§ Given problem
Repeat the listing in full, exactly as it stands.

BEGIN

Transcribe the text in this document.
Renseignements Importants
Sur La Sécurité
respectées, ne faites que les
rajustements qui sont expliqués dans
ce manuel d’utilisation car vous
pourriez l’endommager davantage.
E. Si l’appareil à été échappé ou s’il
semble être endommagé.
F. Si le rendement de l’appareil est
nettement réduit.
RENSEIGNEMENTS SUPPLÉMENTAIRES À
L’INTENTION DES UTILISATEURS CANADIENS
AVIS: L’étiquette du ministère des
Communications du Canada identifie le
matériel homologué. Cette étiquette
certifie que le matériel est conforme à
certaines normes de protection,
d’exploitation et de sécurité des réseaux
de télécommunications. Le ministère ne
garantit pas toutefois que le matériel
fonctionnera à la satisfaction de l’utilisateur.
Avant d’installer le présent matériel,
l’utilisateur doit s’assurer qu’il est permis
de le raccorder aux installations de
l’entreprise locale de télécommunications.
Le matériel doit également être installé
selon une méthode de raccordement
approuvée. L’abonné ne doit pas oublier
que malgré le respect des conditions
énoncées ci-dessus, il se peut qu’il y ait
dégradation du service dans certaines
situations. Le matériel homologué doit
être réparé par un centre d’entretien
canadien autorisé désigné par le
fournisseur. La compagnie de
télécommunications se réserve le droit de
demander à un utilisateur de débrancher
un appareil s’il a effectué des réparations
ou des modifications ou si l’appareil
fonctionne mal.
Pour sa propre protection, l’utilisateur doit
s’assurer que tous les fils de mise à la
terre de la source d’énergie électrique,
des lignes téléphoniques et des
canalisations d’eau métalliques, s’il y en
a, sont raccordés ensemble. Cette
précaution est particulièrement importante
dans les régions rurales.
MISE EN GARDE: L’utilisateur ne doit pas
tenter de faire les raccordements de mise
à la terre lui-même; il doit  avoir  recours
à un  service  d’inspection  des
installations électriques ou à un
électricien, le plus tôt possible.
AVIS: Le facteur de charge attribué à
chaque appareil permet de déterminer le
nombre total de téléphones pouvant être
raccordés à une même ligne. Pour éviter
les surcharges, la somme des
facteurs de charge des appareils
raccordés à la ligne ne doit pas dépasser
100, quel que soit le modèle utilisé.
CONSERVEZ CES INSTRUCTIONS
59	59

END

§ Reply to the exercise
Transcribe the text in this document.
Renseignements Importants
Sur La Sécurité
respectées, ne faites que les
rajustements qui sont expliqués dans
ce manuel d’utilisation car vous
pourriez l’endommager davantage.
E. Si l’appareil à été échappé ou s’il
semble être endommagé.
F. Si le rendement de l’appareil est
nettement réduit.
RENSEIGNEMENTS SUPPLÉMENTAIRES À
L’INTENTION DES UTILISATEURS CANADIENS
AVIS: L’étiquette du ministère des
Communications du Canada identifie le
matériel homologué. Cette étiquette
certifie que le matériel est conforme à
certaines normes de protection,
d’exploitation et de sécurité des réseaux
de télécommunications. Le ministère ne
garantit pas toutefois que le matériel
fonctionnera à la satisfaction de l’utilisateur.
Avant d’installer le présent matériel,
l’utilisateur doit s’assurer qu’il est permis
de le raccorder aux installations de
l’entreprise locale de télécommunications.
Le matériel doit également être installé
selon une méthode de raccordement
approuvée. L’abonné ne doit pas oublier
que malgré le respect des conditions
énoncées ci-dessus, il se peut qu’il y ait
dégradation du service dans certaines
situations. Le matériel homologué doit
être réparé par un centre d’entretien
canadien autorisé désigné par le
fournisseur. La compagnie de
télécommunications se réserve le droit de
demander à un utilisateur de débrancher
un appareil s’il a effectué des réparations
ou des modifications ou si l’appareil
fonctionne mal.
Pour sa propre protection, l’utilisateur doit
s’assurer que tous les fils de mise à la
terre de la source d’énergie électrique,
des lignes téléphoniques et des
canalisations d’eau métalliques, s’il y en
a, sont raccordés ensemble. Cette
précaution est particulièrement importante
dans les régions rurales.
MISE EN GARDE: L’utilisateur ne doit pas
tenter de faire les raccordements de mise
à la terre lui-même; il doit  avoir  recours
à un  service  d’inspection  des
installations électriques ou à un
électricien, le plus tôt possible.
AVIS: Le facteur de charge attribué à
chaque appareil permet de déterminer le
nombre total de téléphones pouvant être
raccordés à une même ligne. Pour éviter
les surcharges, la somme des
facteurs de charge des appareils
raccordés à la ligne ne doit pas dépasser
100, quel que soit le modèle utilisé.
CONSERVEZ CES INSTRUCTIONS
59	59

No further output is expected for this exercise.